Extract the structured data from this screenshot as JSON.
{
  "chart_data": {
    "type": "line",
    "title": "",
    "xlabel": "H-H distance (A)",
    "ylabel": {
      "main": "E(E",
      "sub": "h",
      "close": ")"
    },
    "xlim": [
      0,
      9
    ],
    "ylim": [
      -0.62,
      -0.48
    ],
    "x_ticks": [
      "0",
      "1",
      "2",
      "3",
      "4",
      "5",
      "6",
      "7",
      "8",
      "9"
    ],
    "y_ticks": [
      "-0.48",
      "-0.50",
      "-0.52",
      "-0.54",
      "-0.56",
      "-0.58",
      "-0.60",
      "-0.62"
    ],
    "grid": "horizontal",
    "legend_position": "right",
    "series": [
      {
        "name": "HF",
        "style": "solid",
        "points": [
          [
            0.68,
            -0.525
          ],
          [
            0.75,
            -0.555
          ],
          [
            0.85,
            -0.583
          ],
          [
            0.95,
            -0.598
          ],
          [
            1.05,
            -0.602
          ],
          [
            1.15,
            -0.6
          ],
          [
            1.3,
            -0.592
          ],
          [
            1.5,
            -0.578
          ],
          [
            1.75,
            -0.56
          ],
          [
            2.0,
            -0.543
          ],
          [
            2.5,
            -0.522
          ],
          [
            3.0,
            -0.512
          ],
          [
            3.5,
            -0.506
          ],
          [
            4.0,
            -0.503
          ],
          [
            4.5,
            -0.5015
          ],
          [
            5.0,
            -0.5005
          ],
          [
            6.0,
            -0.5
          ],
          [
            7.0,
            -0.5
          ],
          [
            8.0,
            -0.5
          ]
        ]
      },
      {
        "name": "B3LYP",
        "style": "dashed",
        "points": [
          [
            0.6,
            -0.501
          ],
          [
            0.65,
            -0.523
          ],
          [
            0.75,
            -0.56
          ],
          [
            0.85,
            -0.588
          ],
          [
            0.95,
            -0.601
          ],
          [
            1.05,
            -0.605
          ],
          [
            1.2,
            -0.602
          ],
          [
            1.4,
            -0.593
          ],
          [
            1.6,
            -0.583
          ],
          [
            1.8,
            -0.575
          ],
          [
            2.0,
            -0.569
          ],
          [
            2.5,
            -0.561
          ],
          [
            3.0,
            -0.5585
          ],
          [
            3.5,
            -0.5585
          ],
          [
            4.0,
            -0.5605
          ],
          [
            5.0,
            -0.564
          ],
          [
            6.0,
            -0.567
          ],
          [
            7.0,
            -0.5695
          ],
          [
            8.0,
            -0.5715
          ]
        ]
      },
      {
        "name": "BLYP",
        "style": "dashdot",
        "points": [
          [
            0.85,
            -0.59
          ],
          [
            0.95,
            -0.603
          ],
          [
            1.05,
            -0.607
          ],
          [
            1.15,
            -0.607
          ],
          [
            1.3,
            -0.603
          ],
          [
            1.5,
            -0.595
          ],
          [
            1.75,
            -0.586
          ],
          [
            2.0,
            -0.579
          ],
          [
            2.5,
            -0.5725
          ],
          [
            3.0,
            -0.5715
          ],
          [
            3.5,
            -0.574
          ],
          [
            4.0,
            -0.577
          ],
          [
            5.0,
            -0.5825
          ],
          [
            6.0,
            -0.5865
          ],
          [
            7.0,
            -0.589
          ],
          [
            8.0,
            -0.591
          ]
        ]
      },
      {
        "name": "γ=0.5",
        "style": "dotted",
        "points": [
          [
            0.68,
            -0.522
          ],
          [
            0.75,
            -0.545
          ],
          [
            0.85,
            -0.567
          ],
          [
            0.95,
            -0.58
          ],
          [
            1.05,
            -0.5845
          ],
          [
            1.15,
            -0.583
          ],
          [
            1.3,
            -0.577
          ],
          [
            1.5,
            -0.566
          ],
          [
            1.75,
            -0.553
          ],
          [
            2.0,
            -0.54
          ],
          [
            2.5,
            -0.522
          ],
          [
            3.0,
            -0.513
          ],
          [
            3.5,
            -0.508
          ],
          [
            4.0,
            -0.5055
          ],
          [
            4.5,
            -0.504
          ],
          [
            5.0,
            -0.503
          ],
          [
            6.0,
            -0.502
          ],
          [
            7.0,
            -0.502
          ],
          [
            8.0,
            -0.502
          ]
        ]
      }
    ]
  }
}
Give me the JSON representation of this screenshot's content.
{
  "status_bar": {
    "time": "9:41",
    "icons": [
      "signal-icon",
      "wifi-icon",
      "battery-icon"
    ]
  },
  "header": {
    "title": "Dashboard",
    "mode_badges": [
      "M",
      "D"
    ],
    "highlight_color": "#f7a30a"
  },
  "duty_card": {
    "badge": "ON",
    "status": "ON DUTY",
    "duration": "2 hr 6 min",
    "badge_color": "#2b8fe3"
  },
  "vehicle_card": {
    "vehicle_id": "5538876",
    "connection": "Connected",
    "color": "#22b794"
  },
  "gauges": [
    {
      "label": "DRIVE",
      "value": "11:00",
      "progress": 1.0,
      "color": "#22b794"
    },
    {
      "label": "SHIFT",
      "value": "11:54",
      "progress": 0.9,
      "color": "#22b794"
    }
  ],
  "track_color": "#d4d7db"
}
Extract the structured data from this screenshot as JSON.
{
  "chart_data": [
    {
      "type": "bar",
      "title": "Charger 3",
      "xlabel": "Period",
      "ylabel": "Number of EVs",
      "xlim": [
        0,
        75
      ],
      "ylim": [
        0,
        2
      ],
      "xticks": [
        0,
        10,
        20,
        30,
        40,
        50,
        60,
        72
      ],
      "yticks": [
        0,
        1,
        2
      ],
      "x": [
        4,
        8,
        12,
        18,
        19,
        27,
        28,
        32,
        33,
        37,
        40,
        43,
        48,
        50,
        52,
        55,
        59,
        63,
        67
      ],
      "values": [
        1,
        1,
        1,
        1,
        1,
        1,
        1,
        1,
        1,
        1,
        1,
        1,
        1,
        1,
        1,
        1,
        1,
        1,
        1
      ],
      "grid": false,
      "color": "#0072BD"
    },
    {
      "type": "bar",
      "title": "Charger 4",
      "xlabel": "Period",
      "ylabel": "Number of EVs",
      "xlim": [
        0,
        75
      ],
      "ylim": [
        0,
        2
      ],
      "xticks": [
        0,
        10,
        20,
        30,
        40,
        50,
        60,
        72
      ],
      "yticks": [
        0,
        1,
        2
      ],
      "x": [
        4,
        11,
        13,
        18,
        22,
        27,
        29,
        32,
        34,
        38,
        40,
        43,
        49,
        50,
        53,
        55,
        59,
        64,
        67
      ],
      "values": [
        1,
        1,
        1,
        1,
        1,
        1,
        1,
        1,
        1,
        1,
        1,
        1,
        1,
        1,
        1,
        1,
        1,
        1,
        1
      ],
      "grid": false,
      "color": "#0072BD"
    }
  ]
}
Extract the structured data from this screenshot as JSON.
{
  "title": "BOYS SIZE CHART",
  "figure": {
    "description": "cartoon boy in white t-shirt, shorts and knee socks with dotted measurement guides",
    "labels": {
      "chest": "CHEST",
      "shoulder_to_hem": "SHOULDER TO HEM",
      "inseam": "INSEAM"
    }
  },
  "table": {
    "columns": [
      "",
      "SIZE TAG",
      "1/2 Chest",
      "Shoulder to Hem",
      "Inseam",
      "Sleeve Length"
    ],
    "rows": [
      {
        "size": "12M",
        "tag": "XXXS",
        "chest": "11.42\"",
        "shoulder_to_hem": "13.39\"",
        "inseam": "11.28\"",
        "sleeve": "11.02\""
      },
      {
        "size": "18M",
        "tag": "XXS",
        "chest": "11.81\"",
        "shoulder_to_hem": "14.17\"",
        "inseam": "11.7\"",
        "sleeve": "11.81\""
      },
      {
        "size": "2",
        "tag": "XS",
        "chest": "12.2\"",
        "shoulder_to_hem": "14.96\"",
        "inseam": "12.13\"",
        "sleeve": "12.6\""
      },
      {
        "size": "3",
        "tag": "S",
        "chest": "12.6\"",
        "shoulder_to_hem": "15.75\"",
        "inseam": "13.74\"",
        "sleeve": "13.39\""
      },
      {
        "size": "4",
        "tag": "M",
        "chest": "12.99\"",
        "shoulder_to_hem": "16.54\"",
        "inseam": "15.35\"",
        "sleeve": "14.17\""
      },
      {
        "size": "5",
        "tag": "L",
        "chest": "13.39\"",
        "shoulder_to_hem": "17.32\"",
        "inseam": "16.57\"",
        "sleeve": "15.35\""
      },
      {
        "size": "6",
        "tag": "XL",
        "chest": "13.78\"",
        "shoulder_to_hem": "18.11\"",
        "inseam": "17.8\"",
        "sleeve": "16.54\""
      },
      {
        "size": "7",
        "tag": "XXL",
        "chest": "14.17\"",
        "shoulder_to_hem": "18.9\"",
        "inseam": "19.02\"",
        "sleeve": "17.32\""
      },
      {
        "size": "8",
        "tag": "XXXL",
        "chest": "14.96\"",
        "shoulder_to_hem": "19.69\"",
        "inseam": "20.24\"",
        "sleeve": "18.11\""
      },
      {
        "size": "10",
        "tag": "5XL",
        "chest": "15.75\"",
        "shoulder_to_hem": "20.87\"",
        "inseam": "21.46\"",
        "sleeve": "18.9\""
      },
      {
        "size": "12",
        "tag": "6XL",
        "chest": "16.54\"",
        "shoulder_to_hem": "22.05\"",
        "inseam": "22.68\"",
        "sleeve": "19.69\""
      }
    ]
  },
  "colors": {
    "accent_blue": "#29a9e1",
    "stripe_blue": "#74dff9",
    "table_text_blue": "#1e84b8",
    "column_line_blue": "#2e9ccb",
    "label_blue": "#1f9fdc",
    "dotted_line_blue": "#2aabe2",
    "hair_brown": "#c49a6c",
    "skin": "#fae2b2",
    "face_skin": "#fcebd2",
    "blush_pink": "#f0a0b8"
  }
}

- - -

What is needed -> Reply with only the number of lines in the entries that contain the word "style".

Result of this exercise -> 4